> What the task asks: Write down every entry below once more, exactly.
-- start of Data supplied --
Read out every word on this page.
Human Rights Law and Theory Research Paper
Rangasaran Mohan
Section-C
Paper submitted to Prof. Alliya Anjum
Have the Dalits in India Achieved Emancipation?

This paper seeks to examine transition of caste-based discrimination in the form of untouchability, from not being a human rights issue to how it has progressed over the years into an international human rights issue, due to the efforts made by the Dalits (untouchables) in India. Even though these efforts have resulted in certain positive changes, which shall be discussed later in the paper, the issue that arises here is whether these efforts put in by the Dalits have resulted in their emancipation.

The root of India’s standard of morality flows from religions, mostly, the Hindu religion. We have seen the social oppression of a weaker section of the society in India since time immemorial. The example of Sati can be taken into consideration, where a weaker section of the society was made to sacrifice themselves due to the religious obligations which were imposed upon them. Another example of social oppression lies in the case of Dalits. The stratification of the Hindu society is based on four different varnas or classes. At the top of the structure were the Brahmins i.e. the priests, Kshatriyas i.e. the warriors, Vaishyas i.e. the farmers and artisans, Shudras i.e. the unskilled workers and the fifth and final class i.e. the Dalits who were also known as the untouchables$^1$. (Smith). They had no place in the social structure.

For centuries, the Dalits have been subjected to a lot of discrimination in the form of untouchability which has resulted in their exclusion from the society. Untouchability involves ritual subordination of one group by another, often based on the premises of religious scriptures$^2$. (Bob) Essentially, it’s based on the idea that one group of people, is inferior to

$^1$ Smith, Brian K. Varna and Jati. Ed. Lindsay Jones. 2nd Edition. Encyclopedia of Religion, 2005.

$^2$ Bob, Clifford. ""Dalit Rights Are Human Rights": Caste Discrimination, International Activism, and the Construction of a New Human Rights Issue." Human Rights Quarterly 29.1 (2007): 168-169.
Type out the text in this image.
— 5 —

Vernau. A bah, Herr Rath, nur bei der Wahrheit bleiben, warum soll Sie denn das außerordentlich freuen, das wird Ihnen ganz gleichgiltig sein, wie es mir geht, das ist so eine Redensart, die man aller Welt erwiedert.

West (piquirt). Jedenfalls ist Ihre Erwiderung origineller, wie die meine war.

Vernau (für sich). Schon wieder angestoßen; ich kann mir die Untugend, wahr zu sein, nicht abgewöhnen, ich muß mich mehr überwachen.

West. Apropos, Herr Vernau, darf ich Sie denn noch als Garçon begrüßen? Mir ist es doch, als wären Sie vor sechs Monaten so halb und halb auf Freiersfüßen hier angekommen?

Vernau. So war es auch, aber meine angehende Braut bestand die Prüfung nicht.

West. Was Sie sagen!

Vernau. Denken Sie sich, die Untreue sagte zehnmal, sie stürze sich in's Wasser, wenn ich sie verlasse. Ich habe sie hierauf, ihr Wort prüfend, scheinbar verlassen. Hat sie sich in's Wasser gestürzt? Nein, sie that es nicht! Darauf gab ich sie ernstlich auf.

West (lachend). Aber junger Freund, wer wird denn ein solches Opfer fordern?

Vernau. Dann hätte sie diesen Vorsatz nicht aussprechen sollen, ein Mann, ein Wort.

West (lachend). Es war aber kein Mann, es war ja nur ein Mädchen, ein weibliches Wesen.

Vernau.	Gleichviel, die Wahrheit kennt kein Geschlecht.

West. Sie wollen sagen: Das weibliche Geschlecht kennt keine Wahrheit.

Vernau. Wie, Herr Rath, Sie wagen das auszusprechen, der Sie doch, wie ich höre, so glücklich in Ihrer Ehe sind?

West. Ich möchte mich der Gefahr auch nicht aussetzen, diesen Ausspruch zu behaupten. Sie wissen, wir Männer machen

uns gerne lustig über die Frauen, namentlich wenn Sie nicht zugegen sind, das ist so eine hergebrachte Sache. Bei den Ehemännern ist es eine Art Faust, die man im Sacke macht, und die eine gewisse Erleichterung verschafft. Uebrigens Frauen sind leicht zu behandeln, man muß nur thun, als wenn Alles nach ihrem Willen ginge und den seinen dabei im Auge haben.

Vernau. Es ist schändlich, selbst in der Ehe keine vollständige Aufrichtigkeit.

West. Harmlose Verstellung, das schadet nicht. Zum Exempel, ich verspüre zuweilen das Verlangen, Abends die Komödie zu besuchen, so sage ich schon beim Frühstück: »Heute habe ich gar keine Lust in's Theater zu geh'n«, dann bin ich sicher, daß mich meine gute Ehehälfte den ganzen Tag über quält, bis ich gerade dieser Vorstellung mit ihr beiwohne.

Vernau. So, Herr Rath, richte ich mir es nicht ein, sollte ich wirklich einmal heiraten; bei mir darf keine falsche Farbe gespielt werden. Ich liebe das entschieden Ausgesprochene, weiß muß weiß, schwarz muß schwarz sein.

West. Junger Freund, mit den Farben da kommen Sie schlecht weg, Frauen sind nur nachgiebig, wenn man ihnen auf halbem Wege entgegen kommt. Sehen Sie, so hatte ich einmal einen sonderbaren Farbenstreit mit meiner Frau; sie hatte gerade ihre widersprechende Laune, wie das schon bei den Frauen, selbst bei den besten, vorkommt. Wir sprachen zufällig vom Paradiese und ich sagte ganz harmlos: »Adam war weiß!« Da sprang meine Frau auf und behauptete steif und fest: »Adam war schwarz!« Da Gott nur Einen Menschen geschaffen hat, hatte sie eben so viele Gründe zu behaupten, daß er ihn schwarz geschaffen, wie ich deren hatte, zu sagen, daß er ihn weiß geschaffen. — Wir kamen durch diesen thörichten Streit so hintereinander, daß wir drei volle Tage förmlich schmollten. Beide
-- end of Data supplied --
> Exercise response:
Read out every word on this page.
Human Rights Law and Theory Research Paper
Rangasaran Mohan
Section-C
Paper submitted to Prof. Alliya Anjum
Have the Dalits in India Achieved Emancipation?

This paper seeks to examine transition of caste-based discrimination in the form of untouchability, from not being a human rights issue to how it has progressed over the years into an international human rights issue, due to the efforts made by the Dalits (untouchables) in India. Even though these efforts have resulted in certain positive changes, which shall be discussed later in the paper, the issue that arises here is whether these efforts put in by the Dalits have resulted in their emancipation.

The root of India’s standard of morality flows from religions, mostly, the Hindu religion. We have seen the social oppression of a weaker section of the society in India since time immemorial. The example of Sati can be taken into consideration, where a weaker section of the society was made to sacrifice themselves due to the religious obligations which were imposed upon them. Another example of social oppression lies in the case of Dalits. The stratification of the Hindu society is based on four different varnas or classes. At the top of the structure were the Brahmins i.e. the priests, Kshatriyas i.e. the warriors, Vaishyas i.e. the farmers and artisans, Shudras i.e. the unskilled workers and the fifth and final class i.e. the Dalits who were also known as the untouchables$^1$. (Smith). They had no place in the social structure.

For centuries, the Dalits have been subjected to a lot of discrimination in the form of untouchability which has resulted in their exclusion from the society. Untouchability involves ritual subordination of one group by another, often based on the premises of religious scriptures$^2$. (Bob) Essentially, it’s based on the idea that one group of people, is inferior to

$^1$ Smith, Brian K. Varna and Jati. Ed. Lindsay Jones. 2nd Edition. Encyclopedia of Religion, 2005.

$^2$ Bob, Clifford. ""Dalit Rights Are Human Rights": Caste Discrimination, International Activism, and the Construction of a New Human Rights Issue." Human Rights Quarterly 29.1 (2007): 168-169.
Type out the text in this image.
— 5 —

Vernau. A bah, Herr Rath, nur bei der Wahrheit bleiben, warum soll Sie denn das außerordentlich freuen, das wird Ihnen ganz gleichgiltig sein, wie es mir geht, das ist so eine Redensart, die man aller Welt erwiedert.

West (piquirt). Jedenfalls ist Ihre Erwiderung origineller, wie die meine war.

Vernau (für sich). Schon wieder angestoßen; ich kann mir die Untugend, wahr zu sein, nicht abgewöhnen, ich muß mich mehr überwachen.

West. Apropos, Herr Vernau, darf ich Sie denn noch als Garçon begrüßen? Mir ist es doch, als wären Sie vor sechs Monaten so halb und halb auf Freiersfüßen hier angekommen?

Vernau. So war es auch, aber meine angehende Braut bestand die Prüfung nicht.

West. Was Sie sagen!

Vernau. Denken Sie sich, die Untreue sagte zehnmal, sie stürze sich in's Wasser, wenn ich sie verlasse. Ich habe sie hierauf, ihr Wort prüfend, scheinbar verlassen. Hat sie sich in's Wasser gestürzt? Nein, sie that es nicht! Darauf gab ich sie ernstlich auf.

West (lachend). Aber junger Freund, wer wird denn ein solches Opfer fordern?

Vernau. Dann hätte sie diesen Vorsatz nicht aussprechen sollen, ein Mann, ein Wort.

West (lachend). Es war aber kein Mann, es war ja nur ein Mädchen, ein weibliches Wesen.

Vernau.	Gleichviel, die Wahrheit kennt kein Geschlecht.

West. Sie wollen sagen: Das weibliche Geschlecht kennt keine Wahrheit.

Vernau. Wie, Herr Rath, Sie wagen das auszusprechen, der Sie doch, wie ich höre, so glücklich in Ihrer Ehe sind?

West. Ich möchte mich der Gefahr auch nicht aussetzen, diesen Ausspruch zu behaupten. Sie wissen, wir Männer machen

uns gerne lustig über die Frauen, namentlich wenn Sie nicht zugegen sind, das ist so eine hergebrachte Sache. Bei den Ehemännern ist es eine Art Faust, die man im Sacke macht, und die eine gewisse Erleichterung verschafft. Uebrigens Frauen sind leicht zu behandeln, man muß nur thun, als wenn Alles nach ihrem Willen ginge und den seinen dabei im Auge haben.

Vernau. Es ist schändlich, selbst in der Ehe keine vollständige Aufrichtigkeit.

West. Harmlose Verstellung, das schadet nicht. Zum Exempel, ich verspüre zuweilen das Verlangen, Abends die Komödie zu besuchen, so sage ich schon beim Frühstück: »Heute habe ich gar keine Lust in's Theater zu geh'n«, dann bin ich sicher, daß mich meine gute Ehehälfte den ganzen Tag über quält, bis ich gerade dieser Vorstellung mit ihr beiwohne.

Vernau. So, Herr Rath, richte ich mir es nicht ein, sollte ich wirklich einmal heiraten; bei mir darf keine falsche Farbe gespielt werden. Ich liebe das entschieden Ausgesprochene, weiß muß weiß, schwarz muß schwarz sein.

West. Junger Freund, mit den Farben da kommen Sie schlecht weg, Frauen sind nur nachgiebig, wenn man ihnen auf halbem Wege entgegen kommt. Sehen Sie, so hatte ich einmal einen sonderbaren Farbenstreit mit meiner Frau; sie hatte gerade ihre widersprechende Laune, wie das schon bei den Frauen, selbst bei den besten, vorkommt. Wir sprachen zufällig vom Paradiese und ich sagte ganz harmlos: »Adam war weiß!« Da sprang meine Frau auf und behauptete steif und fest: »Adam war schwarz!« Da Gott nur Einen Menschen geschaffen hat, hatte sie eben so viele Gründe zu behaupten, daß er ihn schwarz geschaffen, wie ich deren hatte, zu sagen, daß er ihn weiß geschaffen. — Wir kamen durch diesen thörichten Streit so hintereinander, daß wir drei volle Tage förmlich schmollten. Beide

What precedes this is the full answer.